··· Raw data
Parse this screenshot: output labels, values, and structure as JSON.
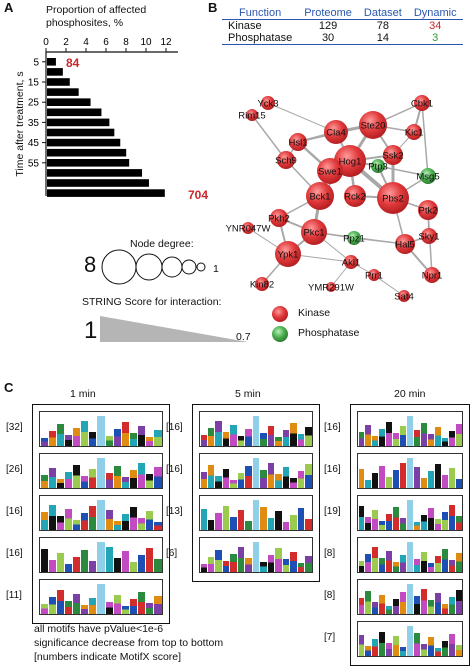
{
  "panelA": {
    "letter": "A",
    "title_line1": "Proportion of affected",
    "title_line2": "phosphosites, %",
    "x_ticks": [
      "0",
      "2",
      "4",
      "6",
      "8",
      "10",
      "12"
    ],
    "ylabel": "Time after treatment, s",
    "first_label": "84",
    "last_label": "704"
  },
  "panelB": {
    "letter": "B",
    "table": {
      "headers": [
        "Function",
        "Proteome",
        "Dataset",
        "Dynamic"
      ],
      "rows": [
        [
          "Kinase",
          "129",
          "78",
          "34"
        ],
        [
          "Phosphatase",
          "30",
          "14",
          "3"
        ]
      ]
    },
    "nodes": [
      {
        "label": "Yck3",
        "type": "kinase"
      },
      {
        "label": "Cbk1",
        "type": "kinase"
      },
      {
        "label": "Cla4",
        "type": "kinase"
      },
      {
        "label": "Ste20",
        "type": "kinase"
      },
      {
        "label": "Kic1",
        "type": "kinase"
      },
      {
        "label": "Hsl1",
        "type": "kinase"
      },
      {
        "label": "Rim15",
        "type": "kinase"
      },
      {
        "label": "Hog1",
        "type": "kinase"
      },
      {
        "label": "Ssk2",
        "type": "kinase"
      },
      {
        "label": "Sch9",
        "type": "kinase"
      },
      {
        "label": "Swe1",
        "type": "kinase"
      },
      {
        "label": "Ptp3",
        "type": "phosphatase"
      },
      {
        "label": "Msg5",
        "type": "phosphatase"
      },
      {
        "label": "Rck2",
        "type": "kinase"
      },
      {
        "label": "Pbs2",
        "type": "kinase"
      },
      {
        "label": "Bck1",
        "type": "kinase"
      },
      {
        "label": "Pkh2",
        "type": "kinase"
      },
      {
        "label": "Ptk2",
        "type": "kinase"
      },
      {
        "label": "Pkc1",
        "type": "kinase"
      },
      {
        "label": "Ppz1",
        "type": "phosphatase"
      },
      {
        "label": "Sky1",
        "type": "kinase"
      },
      {
        "label": "Hal5",
        "type": "kinase"
      },
      {
        "label": "YNR047W",
        "type": "kinase"
      },
      {
        "label": "Ypk1",
        "type": "kinase"
      },
      {
        "label": "Akl1",
        "type": "kinase"
      },
      {
        "label": "Prr1",
        "type": "kinase"
      },
      {
        "label": "Npr1",
        "type": "kinase"
      },
      {
        "label": "Kin82",
        "type": "kinase"
      },
      {
        "label": "YMR291W",
        "type": "kinase"
      },
      {
        "label": "Sat4",
        "type": "kinase"
      }
    ],
    "legend_degree_title": "Node degree:",
    "legend_degree_max": "8",
    "legend_degree_min": "1",
    "legend_string_title": "STRING Score for interaction:",
    "legend_string_max": "1",
    "legend_string_min": "0.7",
    "legend_kinase": "Kinase",
    "legend_phosphatase": "Phosphatase",
    "colors": {
      "kinase": "#e0393b",
      "phosphatase": "#4caf50",
      "table_header": "#2a57b0"
    }
  },
  "panelC": {
    "letter": "C",
    "columns": [
      {
        "title": "1 min",
        "scores": [
          "[32]",
          "[26]",
          "[16]",
          "[16]",
          "[11]"
        ]
      },
      {
        "title": "5 min",
        "scores": [
          "[16]",
          "[16]",
          "[13]",
          "[6]"
        ]
      },
      {
        "title": "20 min",
        "scores": [
          "[16]",
          "[16]",
          "[19]",
          "[8]",
          "[8]",
          "[7]"
        ]
      }
    ],
    "note_line1": "all motifs have pValue<1e-6",
    "note_line2": "significance decrease from top to bottom",
    "note_line3": "[numbers indicate MotifX score]"
  }
}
······
▸ What is asked
Return the records exactly. Don't carry the pictures over.

▸ Full answer
Parse this screenshot: output labels, values, and structure as JSON.
{
  "panelA": {
    "letter": "A",
    "title_line1": "Proportion of affected",
    "title_line2": "phosphosites, %",
    "x_ticks": [
      "0",
      "2",
      "4",
      "6",
      "8",
      "10",
      "12"
    ],
    "ylabel": "Time after treatment, s",
    "first_label": "84",
    "last_label": "704"
  },
  "panelB": {
    "letter": "B",
    "table": {
      "headers": [
        "Function",
        "Proteome",
        "Dataset",
        "Dynamic"
      ],
      "rows": [
        [
          "Kinase",
          "129",
          "78",
          "34"
        ],
        [
          "Phosphatase",
          "30",
          "14",
          "3"
        ]
      ]
    },
    "nodes": [
      {
        "label": "Yck3",
        "type": "kinase"
      },
      {
        "label": "Cbk1",
        "type": "kinase"
      },
      {
        "label": "Cla4",
        "type": "kinase"
      },
      {
        "label": "Ste20",
        "type": "kinase"
      },
      {
        "label": "Kic1",
        "type": "kinase"
      },
      {
        "label": "Hsl1",
        "type": "kinase"
      },
      {
        "label": "Rim15",
        "type": "kinase"
      },
      {
        "label": "Hog1",
        "type": "kinase"
      },
      {
        "label": "Ssk2",
        "type": "kinase"
      },
      {
        "label": "Sch9",
        "type": "kinase"
      },
      {
        "label": "Swe1",
        "type": "kinase"
      },
      {
        "label": "Ptp3",
        "type": "phosphatase"
      },
      {
        "label": "Msg5",
        "type": "phosphatase"
      },
      {
        "label": "Rck2",
        "type": "kinase"
      },
      {
        "label": "Pbs2",
        "type": "kinase"
      },
      {
        "label": "Bck1",
        "type": "kinase"
      },
      {
        "label": "Pkh2",
        "type": "kinase"
      },
      {
        "label": "Ptk2",
        "type": "kinase"
      },
      {
        "label": "Pkc1",
        "type": "kinase"
      },
      {
        "label": "Ppz1",
        "type": "phosphatase"
      },
      {
        "label": "Sky1",
        "type": "kinase"
      },
      {
        "label": "Hal5",
        "type": "kinase"
      },
      {
        "label": "YNR047W",
        "type": "kinase"
      },
      {
        "label": "Ypk1",
        "type": "kinase"
      },
      {
        "label": "Akl1",
        "type": "kinase"
      },
      {
        "label": "Prr1",
        "type": "kinase"
      },
      {
        "label": "Npr1",
        "type": "kinase"
      },
      {
        "label": "Kin82",
        "type": "kinase"
      },
      {
        "label": "YMR291W",
        "type": "kinase"
      },
      {
        "label": "Sat4",
        "type": "kinase"
      }
    ],
    "legend_degree_title": "Node degree:",
    "legend_degree_max": "8",
    "legend_degree_min": "1",
    "legend_string_title": "STRING Score for interaction:",
    "legend_string_max": "1",
    "legend_string_min": "0.7",
    "legend_kinase": "Kinase",
    "legend_phosphatase": "Phosphatase",
    "colors": {
      "kinase": "#e0393b",
      "phosphatase": "#4caf50",
      "table_header": "#2a57b0"
    }
  },
  "panelC": {
    "letter": "C",
    "columns": [
      {
        "title": "1 min",
        "scores": [
          "[32]",
          "[26]",
          "[16]",
          "[16]",
          "[11]"
        ]
      },
      {
        "title": "5 min",
        "scores": [
          "[16]",
          "[16]",
          "[13]",
          "[6]"
        ]
      },
      {
        "title": "20 min",
        "scores": [
          "[16]",
          "[16]",
          "[19]",
          "[8]",
          "[8]",
          "[7]"
        ]
      }
    ],
    "note_line1": "all motifs have pValue<1e-6",
    "note_line2": "significance decrease from top to bottom",
    "note_line3": "[numbers indicate MotifX score]"
  }
}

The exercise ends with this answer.